* _EXERCISE REQUIREMENTS_:
Please copy every one of the rows below verbatim, with no changes.

* _EXTRACTED ENTRIES_:
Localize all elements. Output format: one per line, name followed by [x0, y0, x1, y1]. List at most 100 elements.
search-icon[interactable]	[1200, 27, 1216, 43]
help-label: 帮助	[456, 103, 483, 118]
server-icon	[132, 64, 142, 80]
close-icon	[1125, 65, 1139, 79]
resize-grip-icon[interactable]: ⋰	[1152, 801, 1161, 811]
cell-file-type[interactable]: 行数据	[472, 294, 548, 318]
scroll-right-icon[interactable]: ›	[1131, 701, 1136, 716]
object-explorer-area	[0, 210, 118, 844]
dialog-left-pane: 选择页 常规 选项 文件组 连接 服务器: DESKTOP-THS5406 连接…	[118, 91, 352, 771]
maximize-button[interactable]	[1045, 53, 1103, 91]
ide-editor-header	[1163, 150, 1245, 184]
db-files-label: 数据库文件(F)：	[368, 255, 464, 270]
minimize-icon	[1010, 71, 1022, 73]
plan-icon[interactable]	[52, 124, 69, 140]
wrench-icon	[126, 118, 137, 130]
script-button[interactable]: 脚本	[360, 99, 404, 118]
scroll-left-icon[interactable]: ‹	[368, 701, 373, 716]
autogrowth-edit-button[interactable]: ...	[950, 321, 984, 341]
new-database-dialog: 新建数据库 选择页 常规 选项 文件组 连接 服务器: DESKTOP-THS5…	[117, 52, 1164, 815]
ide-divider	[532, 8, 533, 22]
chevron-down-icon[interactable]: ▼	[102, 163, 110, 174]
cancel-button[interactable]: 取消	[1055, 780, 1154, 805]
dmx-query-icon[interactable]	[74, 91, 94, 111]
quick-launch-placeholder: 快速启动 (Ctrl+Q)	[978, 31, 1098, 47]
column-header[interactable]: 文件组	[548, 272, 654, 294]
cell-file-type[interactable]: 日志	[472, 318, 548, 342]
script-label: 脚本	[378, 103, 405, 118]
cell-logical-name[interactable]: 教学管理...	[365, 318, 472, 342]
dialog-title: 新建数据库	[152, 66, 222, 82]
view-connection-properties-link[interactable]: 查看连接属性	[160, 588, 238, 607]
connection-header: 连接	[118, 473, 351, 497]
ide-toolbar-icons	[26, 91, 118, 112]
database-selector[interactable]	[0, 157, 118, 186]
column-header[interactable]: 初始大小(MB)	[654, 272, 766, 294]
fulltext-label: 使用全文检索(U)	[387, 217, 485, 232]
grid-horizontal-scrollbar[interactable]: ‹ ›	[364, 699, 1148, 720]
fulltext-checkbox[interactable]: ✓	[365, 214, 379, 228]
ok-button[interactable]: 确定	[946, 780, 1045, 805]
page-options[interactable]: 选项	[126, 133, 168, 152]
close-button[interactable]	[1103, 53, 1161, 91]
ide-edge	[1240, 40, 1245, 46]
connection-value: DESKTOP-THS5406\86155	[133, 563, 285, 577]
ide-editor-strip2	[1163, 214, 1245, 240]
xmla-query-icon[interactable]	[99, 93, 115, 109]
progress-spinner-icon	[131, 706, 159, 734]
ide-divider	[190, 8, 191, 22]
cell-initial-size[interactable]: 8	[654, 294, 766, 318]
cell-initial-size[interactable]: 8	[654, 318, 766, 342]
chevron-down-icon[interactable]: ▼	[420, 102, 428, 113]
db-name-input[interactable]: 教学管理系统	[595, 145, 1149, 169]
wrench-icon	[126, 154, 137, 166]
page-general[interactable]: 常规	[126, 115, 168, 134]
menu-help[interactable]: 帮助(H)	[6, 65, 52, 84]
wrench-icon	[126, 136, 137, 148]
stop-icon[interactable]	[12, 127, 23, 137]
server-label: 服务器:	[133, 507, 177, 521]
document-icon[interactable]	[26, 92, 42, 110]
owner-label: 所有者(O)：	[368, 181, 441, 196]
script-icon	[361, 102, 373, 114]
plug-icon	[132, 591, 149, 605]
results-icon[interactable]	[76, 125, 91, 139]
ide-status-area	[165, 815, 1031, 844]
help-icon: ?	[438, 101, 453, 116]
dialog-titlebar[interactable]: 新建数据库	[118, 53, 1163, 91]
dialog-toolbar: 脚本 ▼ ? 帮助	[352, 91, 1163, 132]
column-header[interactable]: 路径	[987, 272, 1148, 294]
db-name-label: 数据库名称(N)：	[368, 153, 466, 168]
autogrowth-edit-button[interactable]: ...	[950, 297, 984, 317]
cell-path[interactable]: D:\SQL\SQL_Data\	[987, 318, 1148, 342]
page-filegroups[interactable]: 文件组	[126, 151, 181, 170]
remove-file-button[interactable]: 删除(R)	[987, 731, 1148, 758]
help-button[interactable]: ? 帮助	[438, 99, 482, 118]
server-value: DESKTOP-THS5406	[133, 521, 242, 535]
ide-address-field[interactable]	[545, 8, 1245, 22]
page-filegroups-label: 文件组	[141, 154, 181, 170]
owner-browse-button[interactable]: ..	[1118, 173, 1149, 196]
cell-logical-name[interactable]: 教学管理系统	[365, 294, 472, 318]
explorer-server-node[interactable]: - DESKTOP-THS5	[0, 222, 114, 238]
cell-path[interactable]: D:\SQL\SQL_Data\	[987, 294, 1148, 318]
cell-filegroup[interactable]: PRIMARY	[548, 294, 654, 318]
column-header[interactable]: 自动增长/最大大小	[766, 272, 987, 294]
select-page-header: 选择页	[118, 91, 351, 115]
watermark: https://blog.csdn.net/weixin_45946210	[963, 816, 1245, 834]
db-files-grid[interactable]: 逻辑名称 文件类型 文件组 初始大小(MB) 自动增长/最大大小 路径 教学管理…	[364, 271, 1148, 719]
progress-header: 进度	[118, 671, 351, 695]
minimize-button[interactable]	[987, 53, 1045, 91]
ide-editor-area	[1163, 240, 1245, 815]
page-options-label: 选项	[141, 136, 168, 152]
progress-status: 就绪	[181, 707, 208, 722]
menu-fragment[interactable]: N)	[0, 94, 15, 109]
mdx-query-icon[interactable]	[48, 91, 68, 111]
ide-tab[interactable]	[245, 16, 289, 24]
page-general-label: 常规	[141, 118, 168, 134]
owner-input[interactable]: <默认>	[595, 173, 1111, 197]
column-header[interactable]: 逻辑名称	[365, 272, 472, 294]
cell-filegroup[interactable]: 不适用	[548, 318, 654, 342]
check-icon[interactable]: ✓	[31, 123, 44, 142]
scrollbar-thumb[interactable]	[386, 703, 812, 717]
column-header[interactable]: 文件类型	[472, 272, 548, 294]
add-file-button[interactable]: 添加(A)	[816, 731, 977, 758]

* _TASK ANSWER_:
Localize all elements. Output format: one per line, name followed by [x0, y0, x1, y1]. List at most 100 elements.
search-icon[interactable]	[1200, 27, 1216, 43]
help-label: 帮助	[456, 103, 483, 118]
server-icon	[132, 64, 142, 80]
close-icon	[1125, 65, 1139, 79]
resize-grip-icon[interactable]: ⋰	[1152, 801, 1161, 811]
cell-file-type[interactable]: 行数据	[472, 294, 548, 318]
scroll-right-icon[interactable]: ›	[1131, 701, 1136, 716]
object-explorer-area	[0, 210, 118, 844]
dialog-left-pane: 选择页 常规 选项 文件组 连接 服务器: DESKTOP-THS5406 连接…	[118, 91, 352, 771]
maximize-button[interactable]	[1045, 53, 1103, 91]
ide-editor-header	[1163, 150, 1245, 184]
db-files-label: 数据库文件(F)：	[368, 255, 464, 270]
minimize-icon	[1010, 71, 1022, 73]
plan-icon[interactable]	[52, 124, 69, 140]
wrench-icon	[126, 118, 137, 130]
script-button[interactable]: 脚本	[360, 99, 404, 118]
scroll-left-icon[interactable]: ‹	[368, 701, 373, 716]
autogrowth-edit-button[interactable]: ...	[950, 321, 984, 341]
new-database-dialog: 新建数据库 选择页 常规 选项 文件组 连接 服务器: DESKTOP-THS5…	[117, 52, 1164, 815]
ide-divider	[532, 8, 533, 22]
chevron-down-icon[interactable]: ▼	[102, 163, 110, 174]
cancel-button[interactable]: 取消	[1055, 780, 1154, 805]
dmx-query-icon[interactable]	[74, 91, 94, 111]
quick-launch-placeholder: 快速启动 (Ctrl+Q)	[978, 31, 1098, 47]
column-header[interactable]: 文件组	[548, 272, 654, 294]
cell-file-type[interactable]: 日志	[472, 318, 548, 342]
script-label: 脚本	[378, 103, 405, 118]
cell-logical-name[interactable]: 教学管理...	[365, 318, 472, 342]
dialog-title: 新建数据库	[152, 66, 222, 82]
view-connection-properties-link[interactable]: 查看连接属性	[160, 588, 238, 607]
connection-header: 连接	[118, 473, 351, 497]
ide-toolbar-icons	[26, 91, 118, 112]
database-selector[interactable]	[0, 157, 118, 186]
column-header[interactable]: 初始大小(MB)	[654, 272, 766, 294]
fulltext-label: 使用全文检索(U)	[387, 217, 485, 232]
grid-horizontal-scrollbar[interactable]: ‹ ›	[364, 699, 1148, 720]
fulltext-checkbox[interactable]: ✓	[365, 214, 379, 228]
ok-button[interactable]: 确定	[946, 780, 1045, 805]
page-options[interactable]: 选项	[126, 133, 168, 152]
close-button[interactable]	[1103, 53, 1161, 91]
ide-edge	[1240, 40, 1245, 46]
connection-value: DESKTOP-THS5406\86155	[133, 563, 285, 577]
ide-editor-strip2	[1163, 214, 1245, 240]
xmla-query-icon[interactable]	[99, 93, 115, 109]
progress-spinner-icon	[131, 706, 159, 734]
ide-divider	[190, 8, 191, 22]
cell-initial-size[interactable]: 8	[654, 294, 766, 318]
cell-initial-size[interactable]: 8	[654, 318, 766, 342]
chevron-down-icon[interactable]: ▼	[420, 102, 428, 113]
db-name-input[interactable]: 教学管理系统	[595, 145, 1149, 169]
wrench-icon	[126, 154, 137, 166]
page-general[interactable]: 常规	[126, 115, 168, 134]
menu-help[interactable]: 帮助(H)	[6, 65, 52, 84]
wrench-icon	[126, 136, 137, 148]
stop-icon[interactable]	[12, 127, 23, 137]
server-label: 服务器:	[133, 507, 177, 521]
document-icon[interactable]	[26, 92, 42, 110]
owner-label: 所有者(O)：	[368, 181, 441, 196]
script-icon	[361, 102, 373, 114]
plug-icon	[132, 591, 149, 605]
results-icon[interactable]	[76, 125, 91, 139]
ide-status-area	[165, 815, 1031, 844]
help-icon: ?	[438, 101, 453, 116]
dialog-titlebar[interactable]: 新建数据库	[118, 53, 1163, 91]
dialog-toolbar: 脚本 ▼ ? 帮助	[352, 91, 1163, 132]
column-header[interactable]: 路径	[987, 272, 1148, 294]
db-name-label: 数据库名称(N)：	[368, 153, 466, 168]
autogrowth-edit-button[interactable]: ...	[950, 297, 984, 317]
cell-path[interactable]: D:\SQL\SQL_Data\	[987, 318, 1148, 342]
page-filegroups[interactable]: 文件组	[126, 151, 181, 170]
remove-file-button[interactable]: 删除(R)	[987, 731, 1148, 758]
help-button[interactable]: ? 帮助	[438, 99, 482, 118]
server-value: DESKTOP-THS5406	[133, 521, 242, 535]
ide-address-field[interactable]	[545, 8, 1245, 22]
page-filegroups-label: 文件组	[141, 154, 181, 170]
owner-browse-button[interactable]: ..	[1118, 173, 1149, 196]
cell-logical-name[interactable]: 教学管理系统	[365, 294, 472, 318]
explorer-server-node[interactable]: - DESKTOP-THS5	[0, 222, 114, 238]
cell-path[interactable]: D:\SQL\SQL_Data\	[987, 294, 1148, 318]
cell-filegroup[interactable]: PRIMARY	[548, 294, 654, 318]
column-header[interactable]: 自动增长/最大大小	[766, 272, 987, 294]
select-page-header: 选择页	[118, 91, 351, 115]
watermark: https://blog.csdn.net/weixin_45946210	[963, 816, 1245, 834]
db-files-grid[interactable]: 逻辑名称 文件类型 文件组 初始大小(MB) 自动增长/最大大小 路径 教学管理…	[364, 271, 1148, 719]
progress-header: 进度	[118, 671, 351, 695]
minimize-button[interactable]	[987, 53, 1045, 91]
ide-editor-area	[1163, 240, 1245, 815]
page-options-label: 选项	[141, 136, 168, 152]
progress-status: 就绪	[181, 707, 208, 722]
menu-fragment[interactable]: N)	[0, 94, 15, 109]
mdx-query-icon[interactable]	[48, 91, 68, 111]
ide-tab[interactable]	[245, 16, 289, 24]
page-general-label: 常规	[141, 118, 168, 134]
owner-input[interactable]: <默认>	[595, 173, 1111, 197]
column-header[interactable]: 逻辑名称	[365, 272, 472, 294]
cell-filegroup[interactable]: 不适用	[548, 318, 654, 342]
check-icon[interactable]: ✓	[31, 123, 44, 142]
scrollbar-thumb[interactable]	[386, 703, 812, 717]
column-header[interactable]: 文件类型	[472, 272, 548, 294]
add-file-button[interactable]: 添加(A)	[816, 731, 977, 758]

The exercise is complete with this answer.